Type out all the records word for word. Any pictures are to be left out.

(Dataset rows)
============================================================

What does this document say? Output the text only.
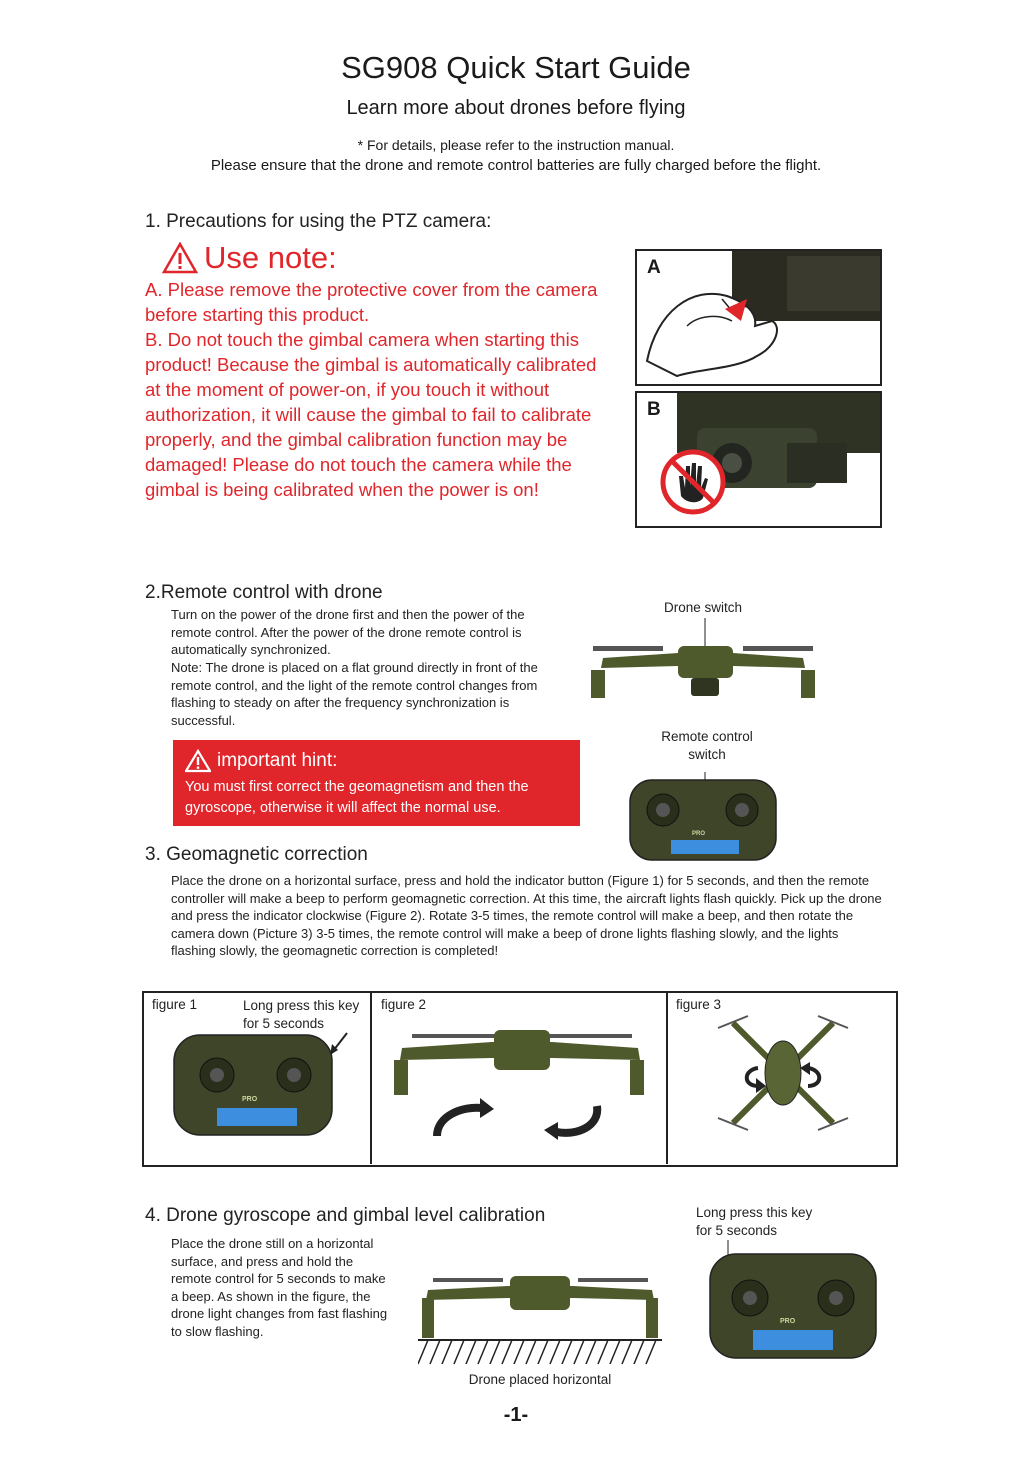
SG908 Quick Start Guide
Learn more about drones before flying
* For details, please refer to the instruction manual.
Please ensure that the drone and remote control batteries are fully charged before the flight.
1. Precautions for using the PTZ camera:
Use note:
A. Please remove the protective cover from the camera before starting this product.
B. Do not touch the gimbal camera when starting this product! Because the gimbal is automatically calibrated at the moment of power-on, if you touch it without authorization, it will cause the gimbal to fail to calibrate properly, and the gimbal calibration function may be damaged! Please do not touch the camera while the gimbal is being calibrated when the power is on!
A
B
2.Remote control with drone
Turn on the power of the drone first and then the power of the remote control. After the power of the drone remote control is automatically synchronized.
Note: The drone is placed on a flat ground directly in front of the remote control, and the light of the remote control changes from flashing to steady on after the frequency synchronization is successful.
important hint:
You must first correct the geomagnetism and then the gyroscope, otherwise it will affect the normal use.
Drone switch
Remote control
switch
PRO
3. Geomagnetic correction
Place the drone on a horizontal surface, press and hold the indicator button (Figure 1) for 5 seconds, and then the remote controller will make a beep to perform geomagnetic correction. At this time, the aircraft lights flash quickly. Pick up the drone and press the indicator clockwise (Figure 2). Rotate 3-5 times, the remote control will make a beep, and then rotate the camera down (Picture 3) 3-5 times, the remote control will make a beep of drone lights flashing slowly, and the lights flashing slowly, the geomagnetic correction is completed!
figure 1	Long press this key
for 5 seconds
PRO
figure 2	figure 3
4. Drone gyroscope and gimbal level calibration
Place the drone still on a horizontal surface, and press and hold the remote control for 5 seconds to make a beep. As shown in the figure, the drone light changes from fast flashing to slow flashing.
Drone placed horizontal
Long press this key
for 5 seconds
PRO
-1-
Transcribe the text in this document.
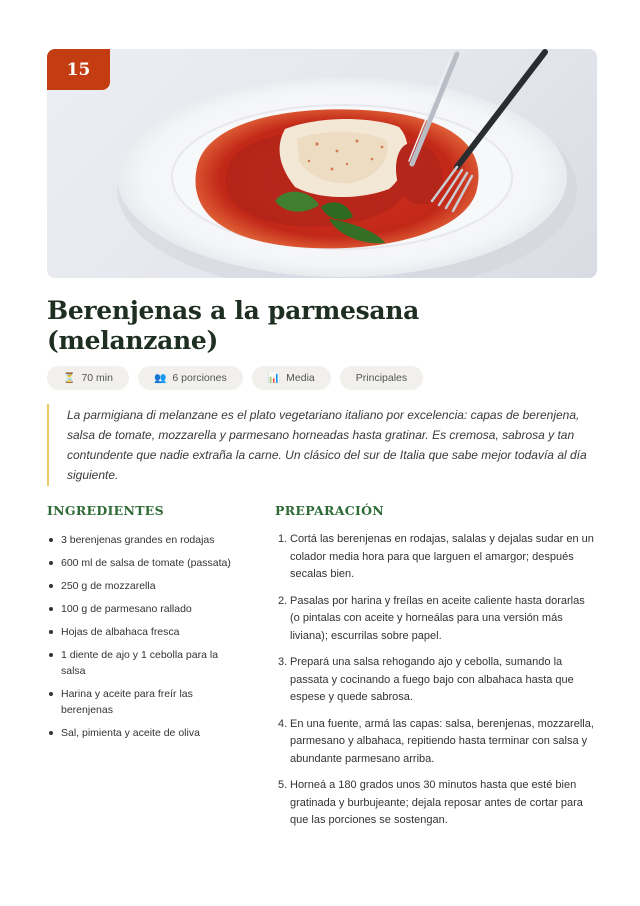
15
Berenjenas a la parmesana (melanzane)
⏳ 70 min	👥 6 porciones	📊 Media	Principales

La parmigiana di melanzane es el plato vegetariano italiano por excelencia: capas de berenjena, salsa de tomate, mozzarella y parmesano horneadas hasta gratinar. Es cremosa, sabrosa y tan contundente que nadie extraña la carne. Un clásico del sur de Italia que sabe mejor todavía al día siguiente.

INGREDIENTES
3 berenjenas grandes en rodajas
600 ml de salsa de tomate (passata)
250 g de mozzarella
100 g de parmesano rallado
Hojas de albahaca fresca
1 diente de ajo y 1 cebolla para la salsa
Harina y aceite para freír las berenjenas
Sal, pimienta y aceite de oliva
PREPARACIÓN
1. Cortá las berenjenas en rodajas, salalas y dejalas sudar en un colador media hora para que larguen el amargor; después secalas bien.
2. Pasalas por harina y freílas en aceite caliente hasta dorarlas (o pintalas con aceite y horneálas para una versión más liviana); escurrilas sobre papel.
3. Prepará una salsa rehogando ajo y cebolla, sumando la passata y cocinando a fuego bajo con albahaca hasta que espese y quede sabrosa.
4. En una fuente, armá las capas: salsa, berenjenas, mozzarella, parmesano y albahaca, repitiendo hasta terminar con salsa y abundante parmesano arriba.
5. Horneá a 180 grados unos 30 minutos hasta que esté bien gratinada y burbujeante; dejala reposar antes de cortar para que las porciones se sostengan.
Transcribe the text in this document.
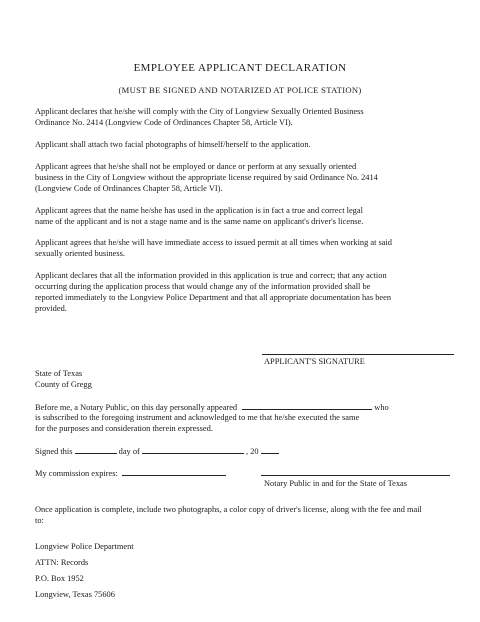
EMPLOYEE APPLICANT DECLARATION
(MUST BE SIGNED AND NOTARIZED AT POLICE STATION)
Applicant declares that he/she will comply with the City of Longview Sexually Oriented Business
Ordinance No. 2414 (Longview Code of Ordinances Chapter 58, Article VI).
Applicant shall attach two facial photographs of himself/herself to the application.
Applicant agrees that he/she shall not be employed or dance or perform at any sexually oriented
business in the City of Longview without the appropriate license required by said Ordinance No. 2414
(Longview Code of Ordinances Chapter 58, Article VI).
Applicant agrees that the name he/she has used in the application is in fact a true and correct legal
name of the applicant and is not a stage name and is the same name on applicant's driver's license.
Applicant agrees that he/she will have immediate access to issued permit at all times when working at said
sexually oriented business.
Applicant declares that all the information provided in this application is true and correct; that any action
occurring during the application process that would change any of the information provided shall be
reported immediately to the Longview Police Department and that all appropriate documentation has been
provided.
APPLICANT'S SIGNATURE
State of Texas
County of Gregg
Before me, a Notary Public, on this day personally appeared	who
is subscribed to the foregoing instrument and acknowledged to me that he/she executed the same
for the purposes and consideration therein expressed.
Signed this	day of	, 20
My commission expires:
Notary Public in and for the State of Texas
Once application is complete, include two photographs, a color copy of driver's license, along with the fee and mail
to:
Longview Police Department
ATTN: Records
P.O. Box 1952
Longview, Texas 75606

============================================================

**The solution:**
What does this document say? Output the text only.
SG908 Quick Start Guide
Learn more about drones before flying
* For details, please refer to the instruction manual.
Please ensure that the drone and remote control batteries are fully charged before the flight.
1. Precautions for using the PTZ camera:
Use note:
A. Please remove the protective cover from the camera before starting this product.
B. Do not touch the gimbal camera when starting this product! Because the gimbal is automatically calibrated at the moment of power-on, if you touch it without authorization, it will cause the gimbal to fail to calibrate properly, and the gimbal calibration function may be damaged! Please do not touch the camera while the gimbal is being calibrated when the power is on!
A
B
2.Remote control with drone
Turn on the power of the drone first and then the power of the remote control. After the power of the drone remote control is automatically synchronized.
Note: The drone is placed on a flat ground directly in front of the remote control, and the light of the remote control changes from flashing to steady on after the frequency synchronization is successful.
important hint:
You must first correct the geomagnetism and then the gyroscope, otherwise it will affect the normal use.
Drone switch
Remote control
switch
PRO
3. Geomagnetic correction
Place the drone on a horizontal surface, press and hold the indicator button (Figure 1) for 5 seconds, and then the remote controller will make a beep to perform geomagnetic correction. At this time, the aircraft lights flash quickly. Pick up the drone and press the indicator clockwise (Figure 2). Rotate 3-5 times, the remote control will make a beep, and then rotate the camera down (Picture 3) 3-5 times, the remote control will make a beep of drone lights flashing slowly, and the lights flashing slowly, the geomagnetic correction is completed!
figure 1	Long press this key
for 5 seconds
PRO
figure 2	figure 3
4. Drone gyroscope and gimbal level calibration
Place the drone still on a horizontal surface, and press and hold the remote control for 5 seconds to make a beep. As shown in the figure, the drone light changes from fast flashing to slow flashing.
Drone placed horizontal
Long press this key
for 5 seconds
PRO
-1-
Transcribe the text in this document.
15
Berenjenas a la parmesana (melanzane)
⏳ 70 min	👥 6 porciones	📊 Media	Principales

La parmigiana di melanzane es el plato vegetariano italiano por excelencia: capas de berenjena, salsa de tomate, mozzarella y parmesano horneadas hasta gratinar. Es cremosa, sabrosa y tan contundente que nadie extraña la carne. Un clásico del sur de Italia que sabe mejor todavía al día siguiente.

INGREDIENTES
3 berenjenas grandes en rodajas
600 ml de salsa de tomate (passata)
250 g de mozzarella
100 g de parmesano rallado
Hojas de albahaca fresca
1 diente de ajo y 1 cebolla para la salsa
Harina y aceite para freír las berenjenas
Sal, pimienta y aceite de oliva
PREPARACIÓN
1. Cortá las berenjenas en rodajas, salalas y dejalas sudar en un colador media hora para que larguen el amargor; después secalas bien.
2. Pasalas por harina y freílas en aceite caliente hasta dorarlas (o pintalas con aceite y horneálas para una versión más liviana); escurrilas sobre papel.
3. Prepará una salsa rehogando ajo y cebolla, sumando la passata y cocinando a fuego bajo con albahaca hasta que espese y quede sabrosa.
4. En una fuente, armá las capas: salsa, berenjenas, mozzarella, parmesano y albahaca, repitiendo hasta terminar con salsa y abundante parmesano arriba.
5. Horneá a 180 grados unos 30 minutos hasta que esté bien gratinada y burbujeante; dejala reposar antes de cortar para que las porciones se sostengan.
Transcribe the text in this document.
EMPLOYEE APPLICANT DECLARATION
(MUST BE SIGNED AND NOTARIZED AT POLICE STATION)
Applicant declares that he/she will comply with the City of Longview Sexually Oriented Business
Ordinance No. 2414 (Longview Code of Ordinances Chapter 58, Article VI).
Applicant shall attach two facial photographs of himself/herself to the application.
Applicant agrees that he/she shall not be employed or dance or perform at any sexually oriented
business in the City of Longview without the appropriate license required by said Ordinance No. 2414
(Longview Code of Ordinances Chapter 58, Article VI).
Applicant agrees that the name he/she has used in the application is in fact a true and correct legal
name of the applicant and is not a stage name and is the same name on applicant's driver's license.
Applicant agrees that he/she will have immediate access to issued permit at all times when working at said
sexually oriented business.
Applicant declares that all the information provided in this application is true and correct; that any action
occurring during the application process that would change any of the information provided shall be
reported immediately to the Longview Police Department and that all appropriate documentation has been
provided.
APPLICANT'S SIGNATURE
State of Texas
County of Gregg
Before me, a Notary Public, on this day personally appeared	who
is subscribed to the foregoing instrument and acknowledged to me that he/she executed the same
for the purposes and consideration therein expressed.
Signed this	day of	, 20
My commission expires:
Notary Public in and for the State of Texas
Once application is complete, include two photographs, a color copy of driver's license, along with the fee and mail
to:
Longview Police Department
ATTN: Records
P.O. Box 1952
Longview, Texas 75606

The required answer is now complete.